Begin Records supplied
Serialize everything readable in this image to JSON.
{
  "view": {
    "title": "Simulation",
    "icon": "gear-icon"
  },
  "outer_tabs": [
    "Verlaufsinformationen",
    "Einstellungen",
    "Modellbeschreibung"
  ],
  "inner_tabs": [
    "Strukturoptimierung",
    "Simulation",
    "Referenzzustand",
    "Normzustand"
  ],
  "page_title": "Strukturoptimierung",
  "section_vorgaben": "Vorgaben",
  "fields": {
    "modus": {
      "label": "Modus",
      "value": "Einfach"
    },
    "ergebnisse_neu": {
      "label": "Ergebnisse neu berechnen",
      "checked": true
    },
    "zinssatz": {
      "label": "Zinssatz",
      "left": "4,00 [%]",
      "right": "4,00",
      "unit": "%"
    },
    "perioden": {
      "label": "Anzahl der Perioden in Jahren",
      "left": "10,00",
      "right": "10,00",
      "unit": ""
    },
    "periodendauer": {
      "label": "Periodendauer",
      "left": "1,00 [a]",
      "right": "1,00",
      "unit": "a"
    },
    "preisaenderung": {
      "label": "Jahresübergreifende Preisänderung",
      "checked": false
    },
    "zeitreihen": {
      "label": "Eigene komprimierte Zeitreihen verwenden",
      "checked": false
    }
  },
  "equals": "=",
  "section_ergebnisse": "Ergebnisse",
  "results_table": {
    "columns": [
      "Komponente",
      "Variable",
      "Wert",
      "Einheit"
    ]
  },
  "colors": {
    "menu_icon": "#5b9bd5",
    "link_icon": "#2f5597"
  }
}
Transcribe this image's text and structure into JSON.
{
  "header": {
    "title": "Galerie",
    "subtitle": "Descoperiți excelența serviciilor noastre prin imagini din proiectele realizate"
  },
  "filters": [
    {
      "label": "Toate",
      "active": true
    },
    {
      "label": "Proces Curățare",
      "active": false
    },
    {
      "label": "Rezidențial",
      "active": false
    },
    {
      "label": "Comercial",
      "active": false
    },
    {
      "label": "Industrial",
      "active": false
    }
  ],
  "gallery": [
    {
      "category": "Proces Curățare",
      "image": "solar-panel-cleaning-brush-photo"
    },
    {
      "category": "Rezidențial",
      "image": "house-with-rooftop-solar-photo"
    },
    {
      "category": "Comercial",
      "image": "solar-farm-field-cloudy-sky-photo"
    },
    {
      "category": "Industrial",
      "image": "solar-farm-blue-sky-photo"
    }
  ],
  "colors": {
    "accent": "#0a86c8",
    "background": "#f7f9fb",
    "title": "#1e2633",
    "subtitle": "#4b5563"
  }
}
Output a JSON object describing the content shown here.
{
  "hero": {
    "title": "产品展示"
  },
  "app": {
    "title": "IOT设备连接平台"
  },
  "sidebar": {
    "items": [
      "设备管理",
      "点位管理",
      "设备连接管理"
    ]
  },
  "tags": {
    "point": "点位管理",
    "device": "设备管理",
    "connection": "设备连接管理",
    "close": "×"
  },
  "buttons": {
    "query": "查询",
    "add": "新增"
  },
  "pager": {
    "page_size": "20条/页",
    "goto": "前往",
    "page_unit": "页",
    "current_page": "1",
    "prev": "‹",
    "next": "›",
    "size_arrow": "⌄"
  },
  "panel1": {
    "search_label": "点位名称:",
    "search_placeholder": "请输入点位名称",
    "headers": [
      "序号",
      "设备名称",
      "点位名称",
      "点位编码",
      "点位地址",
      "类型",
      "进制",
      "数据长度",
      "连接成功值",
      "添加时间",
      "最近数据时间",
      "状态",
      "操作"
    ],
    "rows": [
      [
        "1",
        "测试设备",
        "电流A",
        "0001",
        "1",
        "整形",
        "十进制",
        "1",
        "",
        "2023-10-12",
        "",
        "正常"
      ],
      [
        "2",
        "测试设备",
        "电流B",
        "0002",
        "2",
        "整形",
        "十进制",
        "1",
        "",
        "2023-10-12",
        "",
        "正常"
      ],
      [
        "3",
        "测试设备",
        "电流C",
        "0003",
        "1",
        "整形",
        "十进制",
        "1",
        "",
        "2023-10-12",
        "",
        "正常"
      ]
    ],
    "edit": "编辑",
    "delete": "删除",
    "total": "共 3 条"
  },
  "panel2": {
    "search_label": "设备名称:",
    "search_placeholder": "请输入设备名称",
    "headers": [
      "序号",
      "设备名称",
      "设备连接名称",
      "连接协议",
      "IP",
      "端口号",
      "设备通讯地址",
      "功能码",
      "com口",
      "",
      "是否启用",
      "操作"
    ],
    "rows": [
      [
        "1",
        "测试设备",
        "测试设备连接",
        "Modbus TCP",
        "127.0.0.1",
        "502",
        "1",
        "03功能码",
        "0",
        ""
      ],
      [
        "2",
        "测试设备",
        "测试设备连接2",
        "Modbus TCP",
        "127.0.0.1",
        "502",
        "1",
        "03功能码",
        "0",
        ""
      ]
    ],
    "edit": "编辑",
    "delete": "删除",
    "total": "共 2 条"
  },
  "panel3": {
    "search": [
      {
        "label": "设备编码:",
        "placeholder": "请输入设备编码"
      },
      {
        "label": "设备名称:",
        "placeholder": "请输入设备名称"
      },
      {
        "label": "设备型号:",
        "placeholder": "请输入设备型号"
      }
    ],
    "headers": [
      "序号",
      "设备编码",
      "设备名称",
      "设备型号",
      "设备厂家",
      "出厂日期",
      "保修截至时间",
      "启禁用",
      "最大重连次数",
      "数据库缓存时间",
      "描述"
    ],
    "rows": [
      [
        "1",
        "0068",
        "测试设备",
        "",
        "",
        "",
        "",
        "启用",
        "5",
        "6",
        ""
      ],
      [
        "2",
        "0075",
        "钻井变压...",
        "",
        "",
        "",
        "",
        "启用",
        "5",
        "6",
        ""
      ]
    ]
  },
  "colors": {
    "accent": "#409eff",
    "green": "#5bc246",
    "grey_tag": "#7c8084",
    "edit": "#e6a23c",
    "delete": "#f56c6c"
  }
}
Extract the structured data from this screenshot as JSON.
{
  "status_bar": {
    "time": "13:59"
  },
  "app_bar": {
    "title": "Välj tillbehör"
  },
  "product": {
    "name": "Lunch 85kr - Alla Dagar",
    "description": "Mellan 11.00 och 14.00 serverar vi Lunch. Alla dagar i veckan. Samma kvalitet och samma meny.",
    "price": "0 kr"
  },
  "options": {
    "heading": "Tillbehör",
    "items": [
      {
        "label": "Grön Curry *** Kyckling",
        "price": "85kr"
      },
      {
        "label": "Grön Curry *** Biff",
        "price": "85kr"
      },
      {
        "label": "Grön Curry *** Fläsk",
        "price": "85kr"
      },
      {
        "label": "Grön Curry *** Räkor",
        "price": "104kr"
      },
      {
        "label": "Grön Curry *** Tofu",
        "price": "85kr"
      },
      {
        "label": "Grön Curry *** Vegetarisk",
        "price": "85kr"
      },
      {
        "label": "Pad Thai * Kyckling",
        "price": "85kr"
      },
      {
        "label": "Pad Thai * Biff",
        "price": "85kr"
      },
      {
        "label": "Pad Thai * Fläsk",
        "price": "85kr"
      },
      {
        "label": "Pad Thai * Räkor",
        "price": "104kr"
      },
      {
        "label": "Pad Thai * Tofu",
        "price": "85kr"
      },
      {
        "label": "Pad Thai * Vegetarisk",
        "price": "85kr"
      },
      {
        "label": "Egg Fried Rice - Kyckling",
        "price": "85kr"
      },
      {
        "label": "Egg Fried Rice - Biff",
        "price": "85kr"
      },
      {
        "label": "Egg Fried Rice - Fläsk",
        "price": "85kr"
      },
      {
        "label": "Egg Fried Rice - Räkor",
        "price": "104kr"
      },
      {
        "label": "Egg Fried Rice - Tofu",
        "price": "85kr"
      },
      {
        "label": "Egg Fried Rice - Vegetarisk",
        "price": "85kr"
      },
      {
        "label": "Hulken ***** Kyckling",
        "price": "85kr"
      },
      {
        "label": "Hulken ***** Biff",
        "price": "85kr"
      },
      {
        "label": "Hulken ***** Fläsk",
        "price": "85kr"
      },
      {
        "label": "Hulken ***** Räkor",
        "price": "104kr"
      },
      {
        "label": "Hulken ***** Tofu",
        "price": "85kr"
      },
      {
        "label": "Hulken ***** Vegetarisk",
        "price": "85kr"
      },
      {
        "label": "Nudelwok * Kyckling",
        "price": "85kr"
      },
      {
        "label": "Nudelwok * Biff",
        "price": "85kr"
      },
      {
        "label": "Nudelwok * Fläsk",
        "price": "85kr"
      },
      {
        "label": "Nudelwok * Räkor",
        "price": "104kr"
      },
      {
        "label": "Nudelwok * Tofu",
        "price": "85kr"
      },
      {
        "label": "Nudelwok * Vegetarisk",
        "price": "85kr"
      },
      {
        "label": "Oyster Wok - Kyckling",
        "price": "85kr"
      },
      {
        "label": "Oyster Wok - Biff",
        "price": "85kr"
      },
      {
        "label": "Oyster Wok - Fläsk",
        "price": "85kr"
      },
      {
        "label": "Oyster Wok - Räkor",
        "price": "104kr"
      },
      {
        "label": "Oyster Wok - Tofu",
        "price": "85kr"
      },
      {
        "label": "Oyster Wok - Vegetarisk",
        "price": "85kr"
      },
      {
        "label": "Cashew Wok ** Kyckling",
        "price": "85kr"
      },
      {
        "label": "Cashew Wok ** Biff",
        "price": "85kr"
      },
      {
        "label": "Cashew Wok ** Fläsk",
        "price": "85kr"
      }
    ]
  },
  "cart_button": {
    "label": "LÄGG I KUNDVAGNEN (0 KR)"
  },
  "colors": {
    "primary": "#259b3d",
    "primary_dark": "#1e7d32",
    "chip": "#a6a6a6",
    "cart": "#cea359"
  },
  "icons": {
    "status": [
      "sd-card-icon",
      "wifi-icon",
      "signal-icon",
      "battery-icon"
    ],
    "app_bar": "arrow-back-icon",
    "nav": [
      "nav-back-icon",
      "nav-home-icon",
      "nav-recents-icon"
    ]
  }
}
End Records supplied
**What you should do**
Above are the records; copy every line in them that holds the word "Comercial".

**Answer to the exercise**
      "label": "Comercial",
      "category": "Comercial",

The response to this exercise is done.